From the entries below, gather every line containing the string "ylabel".

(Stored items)
□ □ □ □ □ □ □

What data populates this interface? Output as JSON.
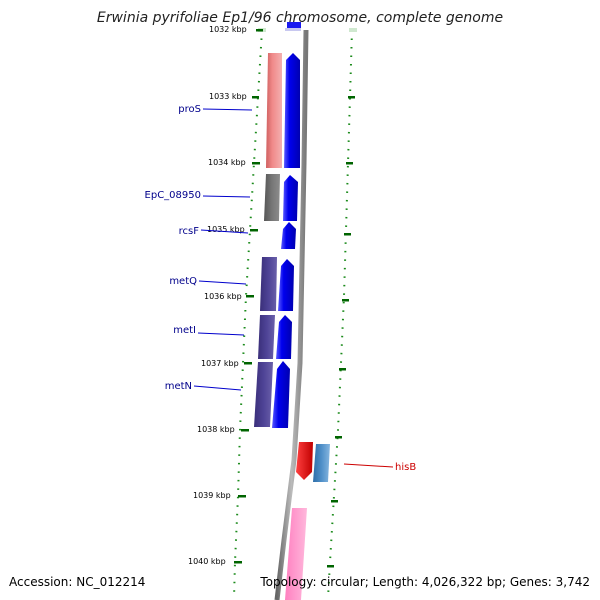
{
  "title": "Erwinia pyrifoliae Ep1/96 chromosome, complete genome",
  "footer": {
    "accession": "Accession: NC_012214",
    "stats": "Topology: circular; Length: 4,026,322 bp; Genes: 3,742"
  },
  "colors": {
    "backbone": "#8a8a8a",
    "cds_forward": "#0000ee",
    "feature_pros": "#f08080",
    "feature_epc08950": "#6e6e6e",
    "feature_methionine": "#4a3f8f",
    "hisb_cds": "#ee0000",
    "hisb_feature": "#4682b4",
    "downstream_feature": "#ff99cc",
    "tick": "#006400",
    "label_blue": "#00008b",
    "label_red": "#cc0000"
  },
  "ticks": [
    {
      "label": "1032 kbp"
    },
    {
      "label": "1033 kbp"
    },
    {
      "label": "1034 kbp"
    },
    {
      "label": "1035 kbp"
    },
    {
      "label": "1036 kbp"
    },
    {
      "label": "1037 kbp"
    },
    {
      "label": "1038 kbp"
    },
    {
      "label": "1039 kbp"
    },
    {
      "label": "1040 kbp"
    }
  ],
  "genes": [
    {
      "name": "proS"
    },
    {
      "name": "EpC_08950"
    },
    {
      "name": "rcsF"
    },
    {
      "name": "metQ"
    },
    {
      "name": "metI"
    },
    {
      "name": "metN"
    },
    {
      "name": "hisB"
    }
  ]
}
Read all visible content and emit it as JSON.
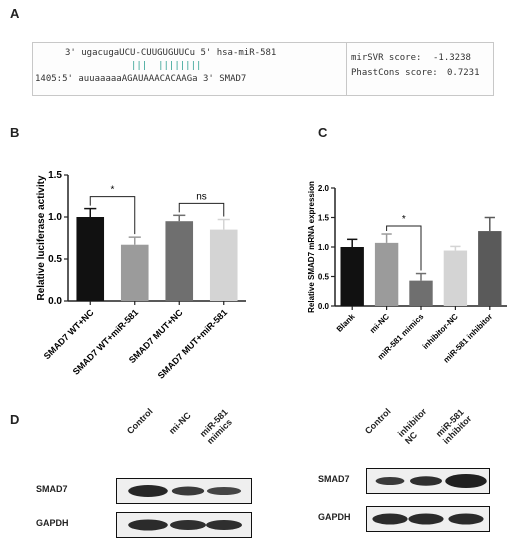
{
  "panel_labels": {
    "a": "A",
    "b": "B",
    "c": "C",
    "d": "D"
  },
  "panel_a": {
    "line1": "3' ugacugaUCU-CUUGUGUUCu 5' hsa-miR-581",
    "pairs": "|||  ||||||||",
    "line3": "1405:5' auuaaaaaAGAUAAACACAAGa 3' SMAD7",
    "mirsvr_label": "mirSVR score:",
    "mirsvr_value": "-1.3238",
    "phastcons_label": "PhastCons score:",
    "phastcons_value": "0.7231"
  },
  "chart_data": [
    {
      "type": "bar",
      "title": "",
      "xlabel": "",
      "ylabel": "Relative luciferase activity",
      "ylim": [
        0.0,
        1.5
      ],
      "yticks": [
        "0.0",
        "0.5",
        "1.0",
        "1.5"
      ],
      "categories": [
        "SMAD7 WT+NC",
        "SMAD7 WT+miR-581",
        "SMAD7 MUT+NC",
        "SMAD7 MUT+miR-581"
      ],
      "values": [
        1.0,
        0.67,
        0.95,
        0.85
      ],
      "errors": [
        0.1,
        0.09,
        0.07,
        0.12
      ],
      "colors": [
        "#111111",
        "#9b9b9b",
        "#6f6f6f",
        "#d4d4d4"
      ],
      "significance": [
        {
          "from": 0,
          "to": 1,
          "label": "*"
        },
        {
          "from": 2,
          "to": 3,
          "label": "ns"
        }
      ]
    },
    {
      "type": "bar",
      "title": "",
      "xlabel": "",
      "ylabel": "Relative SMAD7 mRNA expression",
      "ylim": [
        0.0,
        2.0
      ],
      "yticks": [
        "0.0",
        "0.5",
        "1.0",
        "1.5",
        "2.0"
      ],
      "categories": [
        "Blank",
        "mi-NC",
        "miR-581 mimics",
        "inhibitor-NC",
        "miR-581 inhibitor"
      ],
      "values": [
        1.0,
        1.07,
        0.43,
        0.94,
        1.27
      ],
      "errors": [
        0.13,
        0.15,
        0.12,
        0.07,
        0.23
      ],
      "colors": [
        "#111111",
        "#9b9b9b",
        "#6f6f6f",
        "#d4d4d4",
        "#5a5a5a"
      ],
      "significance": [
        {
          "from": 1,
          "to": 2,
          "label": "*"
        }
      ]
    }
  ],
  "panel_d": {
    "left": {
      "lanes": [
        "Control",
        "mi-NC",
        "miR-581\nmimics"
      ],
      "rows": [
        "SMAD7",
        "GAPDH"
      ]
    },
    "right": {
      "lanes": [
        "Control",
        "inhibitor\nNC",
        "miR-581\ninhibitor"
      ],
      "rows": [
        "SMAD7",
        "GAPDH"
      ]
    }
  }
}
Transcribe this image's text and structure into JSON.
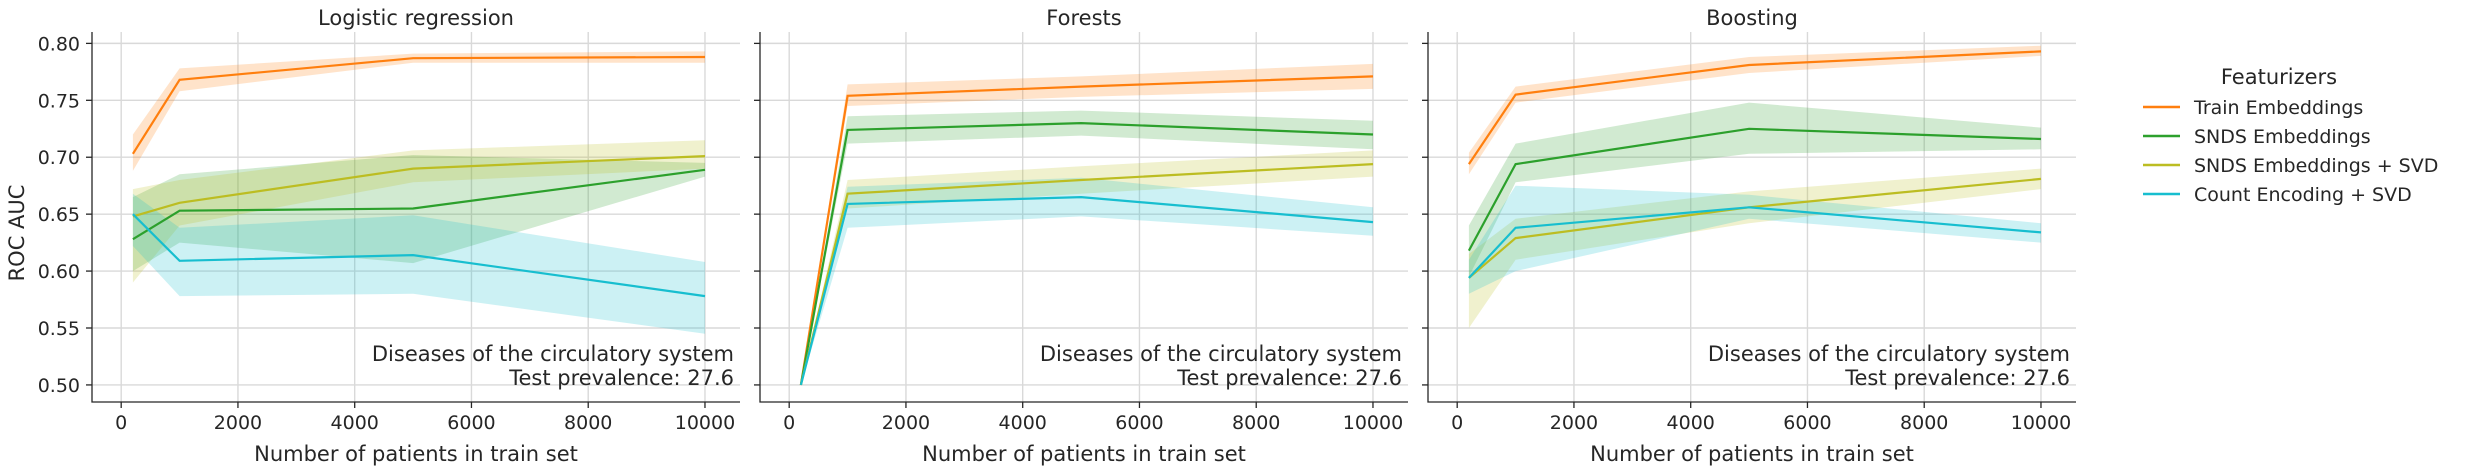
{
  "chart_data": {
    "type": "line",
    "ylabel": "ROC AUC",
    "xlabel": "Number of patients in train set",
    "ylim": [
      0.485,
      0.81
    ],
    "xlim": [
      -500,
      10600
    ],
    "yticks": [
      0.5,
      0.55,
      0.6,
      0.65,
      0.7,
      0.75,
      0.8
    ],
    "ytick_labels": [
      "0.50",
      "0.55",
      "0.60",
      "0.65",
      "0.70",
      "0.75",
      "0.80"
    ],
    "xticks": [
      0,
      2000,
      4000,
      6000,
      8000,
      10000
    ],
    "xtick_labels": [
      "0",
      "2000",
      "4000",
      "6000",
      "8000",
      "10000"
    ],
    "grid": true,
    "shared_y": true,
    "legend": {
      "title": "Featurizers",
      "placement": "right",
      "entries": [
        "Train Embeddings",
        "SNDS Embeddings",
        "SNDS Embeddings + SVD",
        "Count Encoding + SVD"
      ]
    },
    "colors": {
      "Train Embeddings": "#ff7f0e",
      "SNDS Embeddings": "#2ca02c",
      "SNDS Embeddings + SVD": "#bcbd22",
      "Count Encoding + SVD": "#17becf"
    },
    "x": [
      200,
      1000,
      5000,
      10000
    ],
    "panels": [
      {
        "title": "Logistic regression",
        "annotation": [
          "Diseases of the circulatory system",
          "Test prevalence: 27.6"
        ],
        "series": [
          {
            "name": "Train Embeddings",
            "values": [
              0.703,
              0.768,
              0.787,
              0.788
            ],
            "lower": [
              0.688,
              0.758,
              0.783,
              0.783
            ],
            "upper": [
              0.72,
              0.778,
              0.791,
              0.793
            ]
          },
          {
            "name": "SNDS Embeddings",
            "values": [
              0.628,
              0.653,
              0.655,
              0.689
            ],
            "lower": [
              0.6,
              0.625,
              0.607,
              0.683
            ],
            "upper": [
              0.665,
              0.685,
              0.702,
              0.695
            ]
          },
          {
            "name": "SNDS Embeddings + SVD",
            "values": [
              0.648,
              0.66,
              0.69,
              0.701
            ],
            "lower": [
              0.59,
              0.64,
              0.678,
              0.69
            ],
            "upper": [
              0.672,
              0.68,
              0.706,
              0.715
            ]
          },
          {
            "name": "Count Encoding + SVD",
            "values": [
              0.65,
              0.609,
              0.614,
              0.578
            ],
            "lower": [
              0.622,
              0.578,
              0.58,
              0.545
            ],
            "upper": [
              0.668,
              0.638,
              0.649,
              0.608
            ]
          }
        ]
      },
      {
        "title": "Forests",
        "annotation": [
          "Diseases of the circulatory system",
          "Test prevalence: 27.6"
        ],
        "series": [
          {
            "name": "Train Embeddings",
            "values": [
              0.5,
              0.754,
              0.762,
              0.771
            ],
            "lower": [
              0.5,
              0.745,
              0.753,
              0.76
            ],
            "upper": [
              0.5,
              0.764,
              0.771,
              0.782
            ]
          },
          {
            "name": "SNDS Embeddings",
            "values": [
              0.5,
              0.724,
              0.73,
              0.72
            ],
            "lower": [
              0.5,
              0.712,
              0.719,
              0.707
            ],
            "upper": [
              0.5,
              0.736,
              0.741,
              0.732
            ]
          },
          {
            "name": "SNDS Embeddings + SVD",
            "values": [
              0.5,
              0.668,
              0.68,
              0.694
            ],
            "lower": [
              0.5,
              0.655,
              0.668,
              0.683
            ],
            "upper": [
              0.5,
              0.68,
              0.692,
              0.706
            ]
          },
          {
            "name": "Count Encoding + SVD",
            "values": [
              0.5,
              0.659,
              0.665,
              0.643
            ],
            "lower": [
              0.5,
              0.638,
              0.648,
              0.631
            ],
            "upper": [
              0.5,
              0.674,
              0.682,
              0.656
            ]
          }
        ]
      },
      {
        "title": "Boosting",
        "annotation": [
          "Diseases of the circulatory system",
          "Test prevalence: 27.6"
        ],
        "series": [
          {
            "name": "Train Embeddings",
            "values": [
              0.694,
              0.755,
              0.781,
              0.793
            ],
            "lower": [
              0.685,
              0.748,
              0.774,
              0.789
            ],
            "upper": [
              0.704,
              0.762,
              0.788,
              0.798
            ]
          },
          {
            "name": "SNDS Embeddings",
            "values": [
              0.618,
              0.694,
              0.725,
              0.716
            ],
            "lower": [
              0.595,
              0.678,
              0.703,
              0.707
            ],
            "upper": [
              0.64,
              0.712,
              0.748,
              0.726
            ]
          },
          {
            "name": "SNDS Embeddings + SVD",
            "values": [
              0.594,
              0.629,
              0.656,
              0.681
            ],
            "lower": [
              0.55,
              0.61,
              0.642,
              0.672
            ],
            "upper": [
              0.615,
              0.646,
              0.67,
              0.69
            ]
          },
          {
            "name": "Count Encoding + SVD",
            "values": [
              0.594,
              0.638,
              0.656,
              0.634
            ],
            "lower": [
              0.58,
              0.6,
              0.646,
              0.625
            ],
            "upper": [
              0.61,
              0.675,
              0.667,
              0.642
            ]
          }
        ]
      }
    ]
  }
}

□ □ □ □ □ □ □

_Written solution_
      "ylabel": "Relative luciferase activity",
      "ylabel": "Relative SMAD7 mRNA expression",
    "ylabel": "ROC AUC",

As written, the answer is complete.